Exercise aim: Exactly repeat the full listing that follows.

[Figure content listings]
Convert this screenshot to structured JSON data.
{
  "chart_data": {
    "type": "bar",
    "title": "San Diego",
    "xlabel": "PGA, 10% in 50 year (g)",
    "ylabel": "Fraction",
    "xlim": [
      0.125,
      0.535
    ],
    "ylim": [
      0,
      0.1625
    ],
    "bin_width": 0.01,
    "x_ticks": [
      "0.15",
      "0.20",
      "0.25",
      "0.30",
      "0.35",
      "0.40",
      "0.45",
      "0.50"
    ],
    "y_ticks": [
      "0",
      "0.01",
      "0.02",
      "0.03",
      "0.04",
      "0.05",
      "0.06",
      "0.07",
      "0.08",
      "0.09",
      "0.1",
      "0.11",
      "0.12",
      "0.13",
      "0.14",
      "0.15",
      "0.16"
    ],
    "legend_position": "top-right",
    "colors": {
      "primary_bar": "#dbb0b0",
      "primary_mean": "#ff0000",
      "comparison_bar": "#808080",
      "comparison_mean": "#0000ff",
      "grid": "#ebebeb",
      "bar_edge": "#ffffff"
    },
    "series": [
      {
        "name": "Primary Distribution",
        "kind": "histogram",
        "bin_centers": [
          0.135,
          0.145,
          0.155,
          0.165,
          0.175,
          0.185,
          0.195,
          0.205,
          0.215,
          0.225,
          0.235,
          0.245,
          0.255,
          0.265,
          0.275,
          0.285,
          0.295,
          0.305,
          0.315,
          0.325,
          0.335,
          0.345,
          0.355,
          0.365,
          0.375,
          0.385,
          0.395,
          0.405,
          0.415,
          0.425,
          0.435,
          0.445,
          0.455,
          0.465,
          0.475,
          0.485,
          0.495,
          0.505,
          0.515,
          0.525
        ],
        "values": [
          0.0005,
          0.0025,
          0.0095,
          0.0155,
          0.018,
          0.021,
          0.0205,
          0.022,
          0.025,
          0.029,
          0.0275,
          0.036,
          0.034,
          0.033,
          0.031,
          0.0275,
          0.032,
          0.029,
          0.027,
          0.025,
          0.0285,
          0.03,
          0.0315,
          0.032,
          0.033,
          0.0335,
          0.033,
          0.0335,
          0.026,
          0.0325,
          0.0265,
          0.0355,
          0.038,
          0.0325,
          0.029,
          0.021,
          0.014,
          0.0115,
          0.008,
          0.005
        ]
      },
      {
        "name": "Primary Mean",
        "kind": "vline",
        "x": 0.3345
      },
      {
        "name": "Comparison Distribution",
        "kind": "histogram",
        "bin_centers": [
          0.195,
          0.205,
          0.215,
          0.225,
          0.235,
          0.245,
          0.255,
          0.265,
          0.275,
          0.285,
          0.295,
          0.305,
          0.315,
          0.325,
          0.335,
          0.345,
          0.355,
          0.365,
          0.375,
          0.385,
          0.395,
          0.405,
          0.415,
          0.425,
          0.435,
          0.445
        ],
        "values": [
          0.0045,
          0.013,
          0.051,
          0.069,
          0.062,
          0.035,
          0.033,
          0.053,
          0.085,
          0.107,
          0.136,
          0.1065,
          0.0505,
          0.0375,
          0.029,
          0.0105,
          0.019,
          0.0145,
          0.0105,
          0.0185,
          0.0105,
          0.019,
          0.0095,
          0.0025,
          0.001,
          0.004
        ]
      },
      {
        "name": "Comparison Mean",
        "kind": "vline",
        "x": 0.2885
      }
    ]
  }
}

Answer to this problem:
Convert this screenshot to structured JSON data.
{
  "chart_data": {
    "type": "bar",
    "title": "San Diego",
    "xlabel": "PGA, 10% in 50 year (g)",
    "ylabel": "Fraction",
    "xlim": [
      0.125,
      0.535
    ],
    "ylim": [
      0,
      0.1625
    ],
    "bin_width": 0.01,
    "x_ticks": [
      "0.15",
      "0.20",
      "0.25",
      "0.30",
      "0.35",
      "0.40",
      "0.45",
      "0.50"
    ],
    "y_ticks": [
      "0",
      "0.01",
      "0.02",
      "0.03",
      "0.04",
      "0.05",
      "0.06",
      "0.07",
      "0.08",
      "0.09",
      "0.1",
      "0.11",
      "0.12",
      "0.13",
      "0.14",
      "0.15",
      "0.16"
    ],
    "legend_position": "top-right",
    "colors": {
      "primary_bar": "#dbb0b0",
      "primary_mean": "#ff0000",
      "comparison_bar": "#808080",
      "comparison_mean": "#0000ff",
      "grid": "#ebebeb",
      "bar_edge": "#ffffff"
    },
    "series": [
      {
        "name": "Primary Distribution",
        "kind": "histogram",
        "bin_centers": [
          0.135,
          0.145,
          0.155,
          0.165,
          0.175,
          0.185,
          0.195,
          0.205,
          0.215,
          0.225,
          0.235,
          0.245,
          0.255,
          0.265,
          0.275,
          0.285,
          0.295,
          0.305,
          0.315,
          0.325,
          0.335,
          0.345,
          0.355,
          0.365,
          0.375,
          0.385,
          0.395,
          0.405,
          0.415,
          0.425,
          0.435,
          0.445,
          0.455,
          0.465,
          0.475,
          0.485,
          0.495,
          0.505,
          0.515,
          0.525
        ],
        "values": [
          0.0005,
          0.0025,
          0.0095,
          0.0155,
          0.018,
          0.021,
          0.0205,
          0.022,
          0.025,
          0.029,
          0.0275,
          0.036,
          0.034,
          0.033,
          0.031,
          0.0275,
          0.032,
          0.029,
          0.027,
          0.025,
          0.0285,
          0.03,
          0.0315,
          0.032,
          0.033,
          0.0335,
          0.033,
          0.0335,
          0.026,
          0.0325,
          0.0265,
          0.0355,
          0.038,
          0.0325,
          0.029,
          0.021,
          0.014,
          0.0115,
          0.008,
          0.005
        ]
      },
      {
        "name": "Primary Mean",
        "kind": "vline",
        "x": 0.3345
      },
      {
        "name": "Comparison Distribution",
        "kind": "histogram",
        "bin_centers": [
          0.195,
          0.205,
          0.215,
          0.225,
          0.235,
          0.245,
          0.255,
          0.265,
          0.275,
          0.285,
          0.295,
          0.305,
          0.315,
          0.325,
          0.335,
          0.345,
          0.355,
          0.365,
          0.375,
          0.385,
          0.395,
          0.405,
          0.415,
          0.425,
          0.435,
          0.445
        ],
        "values": [
          0.0045,
          0.013,
          0.051,
          0.069,
          0.062,
          0.035,
          0.033,
          0.053,
          0.085,
          0.107,
          0.136,
          0.1065,
          0.0505,
          0.0375,
          0.029,
          0.0105,
          0.019,
          0.0145,
          0.0105,
          0.0185,
          0.0105,
          0.019,
          0.0095,
          0.0025,
          0.001,
          0.004
        ]
      },
      {
        "name": "Comparison Mean",
        "kind": "vline",
        "x": 0.2885
      }
    ]
  }
}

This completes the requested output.